> Given problem
Return every line below in which "negative" appears.

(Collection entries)
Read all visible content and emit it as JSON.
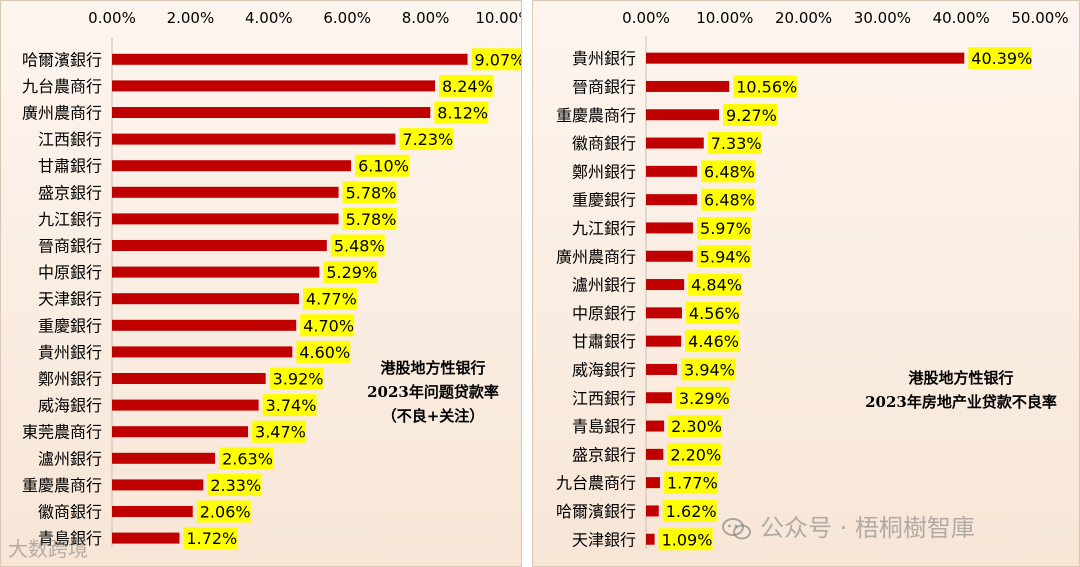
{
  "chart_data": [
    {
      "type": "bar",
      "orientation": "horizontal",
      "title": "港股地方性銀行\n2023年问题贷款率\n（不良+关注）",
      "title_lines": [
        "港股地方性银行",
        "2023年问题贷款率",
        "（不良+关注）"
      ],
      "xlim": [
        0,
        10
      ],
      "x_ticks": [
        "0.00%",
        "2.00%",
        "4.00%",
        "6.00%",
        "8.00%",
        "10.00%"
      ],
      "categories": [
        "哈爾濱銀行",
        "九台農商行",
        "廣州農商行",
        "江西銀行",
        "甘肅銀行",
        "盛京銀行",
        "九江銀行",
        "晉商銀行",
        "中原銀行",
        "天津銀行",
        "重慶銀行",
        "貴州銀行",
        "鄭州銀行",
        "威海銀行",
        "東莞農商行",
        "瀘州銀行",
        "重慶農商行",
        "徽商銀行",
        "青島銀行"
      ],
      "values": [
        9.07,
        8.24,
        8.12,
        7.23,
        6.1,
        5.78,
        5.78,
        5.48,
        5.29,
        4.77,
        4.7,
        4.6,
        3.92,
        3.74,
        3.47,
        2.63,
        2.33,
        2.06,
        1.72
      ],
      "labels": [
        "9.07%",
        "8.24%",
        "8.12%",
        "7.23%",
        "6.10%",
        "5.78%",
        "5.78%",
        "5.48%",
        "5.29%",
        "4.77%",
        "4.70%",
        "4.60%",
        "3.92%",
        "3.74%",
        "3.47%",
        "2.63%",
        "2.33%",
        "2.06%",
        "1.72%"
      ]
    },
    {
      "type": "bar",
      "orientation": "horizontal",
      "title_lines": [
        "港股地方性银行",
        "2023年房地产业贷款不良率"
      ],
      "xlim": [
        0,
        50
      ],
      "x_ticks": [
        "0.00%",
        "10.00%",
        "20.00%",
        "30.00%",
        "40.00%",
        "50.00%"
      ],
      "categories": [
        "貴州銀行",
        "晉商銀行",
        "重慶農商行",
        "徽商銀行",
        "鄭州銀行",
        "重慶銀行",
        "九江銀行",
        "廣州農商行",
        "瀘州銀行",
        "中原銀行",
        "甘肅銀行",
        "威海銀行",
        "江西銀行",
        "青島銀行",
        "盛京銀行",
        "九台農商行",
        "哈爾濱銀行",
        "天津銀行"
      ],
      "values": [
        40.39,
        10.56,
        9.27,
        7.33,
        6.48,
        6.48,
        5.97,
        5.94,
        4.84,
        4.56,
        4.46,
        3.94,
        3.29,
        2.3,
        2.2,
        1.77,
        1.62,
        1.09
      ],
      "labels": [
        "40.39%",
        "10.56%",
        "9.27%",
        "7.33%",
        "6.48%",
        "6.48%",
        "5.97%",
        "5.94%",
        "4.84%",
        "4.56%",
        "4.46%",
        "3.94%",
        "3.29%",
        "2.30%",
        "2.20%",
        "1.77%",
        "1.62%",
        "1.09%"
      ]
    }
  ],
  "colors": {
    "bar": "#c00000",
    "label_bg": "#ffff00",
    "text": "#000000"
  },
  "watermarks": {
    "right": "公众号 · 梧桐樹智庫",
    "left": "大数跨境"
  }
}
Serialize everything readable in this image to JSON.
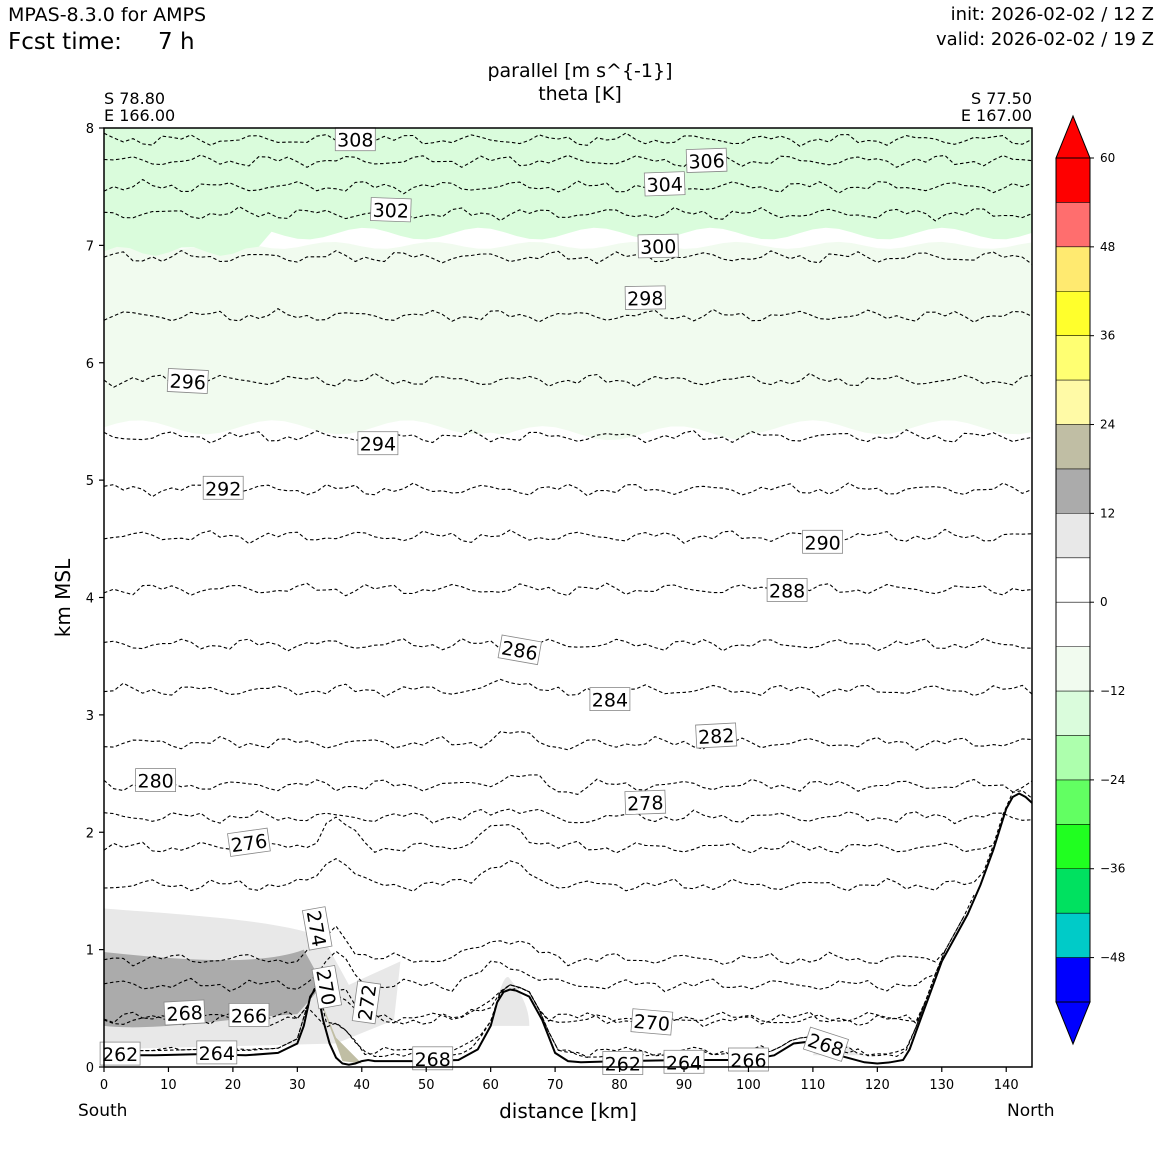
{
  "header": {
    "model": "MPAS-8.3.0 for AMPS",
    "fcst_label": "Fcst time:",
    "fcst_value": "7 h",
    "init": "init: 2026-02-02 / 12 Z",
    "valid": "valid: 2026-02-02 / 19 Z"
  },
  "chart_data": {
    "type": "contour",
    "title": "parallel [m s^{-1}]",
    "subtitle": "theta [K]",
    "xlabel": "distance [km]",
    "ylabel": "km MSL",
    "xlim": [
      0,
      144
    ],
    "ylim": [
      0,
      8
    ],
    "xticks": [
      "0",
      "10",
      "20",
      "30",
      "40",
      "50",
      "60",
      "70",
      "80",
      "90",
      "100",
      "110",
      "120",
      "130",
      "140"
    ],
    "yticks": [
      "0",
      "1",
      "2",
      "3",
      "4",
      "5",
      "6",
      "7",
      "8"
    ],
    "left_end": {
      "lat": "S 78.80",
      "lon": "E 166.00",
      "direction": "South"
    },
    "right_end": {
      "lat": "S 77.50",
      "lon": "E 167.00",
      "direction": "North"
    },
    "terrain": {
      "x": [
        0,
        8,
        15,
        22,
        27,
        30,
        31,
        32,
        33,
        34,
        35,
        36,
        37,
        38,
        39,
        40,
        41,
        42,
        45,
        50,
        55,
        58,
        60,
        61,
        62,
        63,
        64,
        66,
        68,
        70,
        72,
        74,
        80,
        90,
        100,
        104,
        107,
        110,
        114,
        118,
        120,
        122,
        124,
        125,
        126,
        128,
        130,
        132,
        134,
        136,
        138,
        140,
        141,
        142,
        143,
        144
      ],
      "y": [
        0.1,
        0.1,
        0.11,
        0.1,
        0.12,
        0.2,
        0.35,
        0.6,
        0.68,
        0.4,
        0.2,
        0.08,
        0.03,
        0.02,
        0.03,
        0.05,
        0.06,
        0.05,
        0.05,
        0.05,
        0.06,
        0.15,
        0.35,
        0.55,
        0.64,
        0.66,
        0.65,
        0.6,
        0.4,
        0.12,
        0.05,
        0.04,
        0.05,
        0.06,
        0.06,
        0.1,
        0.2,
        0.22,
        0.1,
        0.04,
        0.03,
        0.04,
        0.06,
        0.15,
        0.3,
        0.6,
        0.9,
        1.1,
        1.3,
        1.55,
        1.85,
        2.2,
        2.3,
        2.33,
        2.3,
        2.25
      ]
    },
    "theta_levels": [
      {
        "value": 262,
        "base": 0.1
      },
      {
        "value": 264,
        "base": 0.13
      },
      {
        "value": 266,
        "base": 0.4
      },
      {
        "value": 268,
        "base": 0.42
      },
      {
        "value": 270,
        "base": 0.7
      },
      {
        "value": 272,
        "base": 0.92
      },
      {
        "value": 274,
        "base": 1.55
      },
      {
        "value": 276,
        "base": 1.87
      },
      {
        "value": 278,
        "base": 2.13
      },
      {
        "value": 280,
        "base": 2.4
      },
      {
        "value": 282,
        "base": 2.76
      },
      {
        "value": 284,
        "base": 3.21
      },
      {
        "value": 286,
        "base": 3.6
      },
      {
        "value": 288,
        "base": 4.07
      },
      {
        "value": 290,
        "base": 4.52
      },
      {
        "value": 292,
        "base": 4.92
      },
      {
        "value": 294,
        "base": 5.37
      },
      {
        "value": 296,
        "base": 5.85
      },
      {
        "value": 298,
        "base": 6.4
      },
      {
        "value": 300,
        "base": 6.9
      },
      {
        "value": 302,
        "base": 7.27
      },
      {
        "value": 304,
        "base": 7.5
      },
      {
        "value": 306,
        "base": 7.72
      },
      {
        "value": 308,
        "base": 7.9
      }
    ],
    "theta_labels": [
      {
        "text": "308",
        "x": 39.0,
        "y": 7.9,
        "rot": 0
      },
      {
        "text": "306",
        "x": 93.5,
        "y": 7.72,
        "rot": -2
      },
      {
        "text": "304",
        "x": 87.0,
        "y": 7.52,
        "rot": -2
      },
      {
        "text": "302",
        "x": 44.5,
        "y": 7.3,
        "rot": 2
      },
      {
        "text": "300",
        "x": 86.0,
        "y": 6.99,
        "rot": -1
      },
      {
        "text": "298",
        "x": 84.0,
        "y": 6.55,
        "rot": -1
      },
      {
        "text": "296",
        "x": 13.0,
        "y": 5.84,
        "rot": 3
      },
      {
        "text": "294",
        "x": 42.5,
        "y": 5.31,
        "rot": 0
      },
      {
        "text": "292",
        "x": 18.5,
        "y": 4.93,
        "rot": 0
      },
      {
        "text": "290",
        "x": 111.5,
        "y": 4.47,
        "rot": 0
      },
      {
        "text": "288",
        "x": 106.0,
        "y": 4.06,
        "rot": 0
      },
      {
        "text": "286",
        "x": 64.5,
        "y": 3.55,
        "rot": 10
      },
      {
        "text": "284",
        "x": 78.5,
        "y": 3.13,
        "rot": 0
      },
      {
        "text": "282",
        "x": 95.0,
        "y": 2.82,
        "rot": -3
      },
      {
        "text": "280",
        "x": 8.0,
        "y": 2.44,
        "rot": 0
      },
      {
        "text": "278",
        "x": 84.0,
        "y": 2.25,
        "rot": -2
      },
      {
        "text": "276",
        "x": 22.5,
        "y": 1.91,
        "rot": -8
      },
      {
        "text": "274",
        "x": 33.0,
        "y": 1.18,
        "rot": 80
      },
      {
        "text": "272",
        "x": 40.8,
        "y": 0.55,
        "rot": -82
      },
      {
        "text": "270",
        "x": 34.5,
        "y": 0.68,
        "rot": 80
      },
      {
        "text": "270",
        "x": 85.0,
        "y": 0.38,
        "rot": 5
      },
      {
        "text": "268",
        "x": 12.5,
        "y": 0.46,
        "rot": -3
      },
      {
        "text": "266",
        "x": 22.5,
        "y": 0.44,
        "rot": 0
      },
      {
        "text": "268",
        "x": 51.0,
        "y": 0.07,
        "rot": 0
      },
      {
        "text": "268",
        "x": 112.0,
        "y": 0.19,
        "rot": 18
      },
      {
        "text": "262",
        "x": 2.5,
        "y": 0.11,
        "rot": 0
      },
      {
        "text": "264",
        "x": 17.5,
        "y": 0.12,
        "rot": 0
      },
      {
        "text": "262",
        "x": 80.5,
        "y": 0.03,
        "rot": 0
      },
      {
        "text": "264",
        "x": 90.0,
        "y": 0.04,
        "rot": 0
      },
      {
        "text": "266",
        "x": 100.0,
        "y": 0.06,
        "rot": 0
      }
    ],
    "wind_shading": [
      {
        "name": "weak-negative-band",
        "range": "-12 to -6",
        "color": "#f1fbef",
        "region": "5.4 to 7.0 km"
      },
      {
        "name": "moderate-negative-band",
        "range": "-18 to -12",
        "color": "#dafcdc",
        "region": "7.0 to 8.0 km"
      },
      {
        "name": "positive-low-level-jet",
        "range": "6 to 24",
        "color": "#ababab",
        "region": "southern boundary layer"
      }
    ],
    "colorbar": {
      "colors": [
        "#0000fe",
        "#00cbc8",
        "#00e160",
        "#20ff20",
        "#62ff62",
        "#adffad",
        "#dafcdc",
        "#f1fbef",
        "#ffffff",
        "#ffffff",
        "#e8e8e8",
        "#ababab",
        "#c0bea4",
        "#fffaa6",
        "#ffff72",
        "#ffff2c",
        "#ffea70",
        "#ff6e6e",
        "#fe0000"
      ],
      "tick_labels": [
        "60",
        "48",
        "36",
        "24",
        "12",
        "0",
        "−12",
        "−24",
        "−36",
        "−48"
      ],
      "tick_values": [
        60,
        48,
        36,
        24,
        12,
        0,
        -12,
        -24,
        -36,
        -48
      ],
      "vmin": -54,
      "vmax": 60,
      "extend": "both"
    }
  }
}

> Result for this exercise
        "name": "weak-negative-band",
        "name": "moderate-negative-band",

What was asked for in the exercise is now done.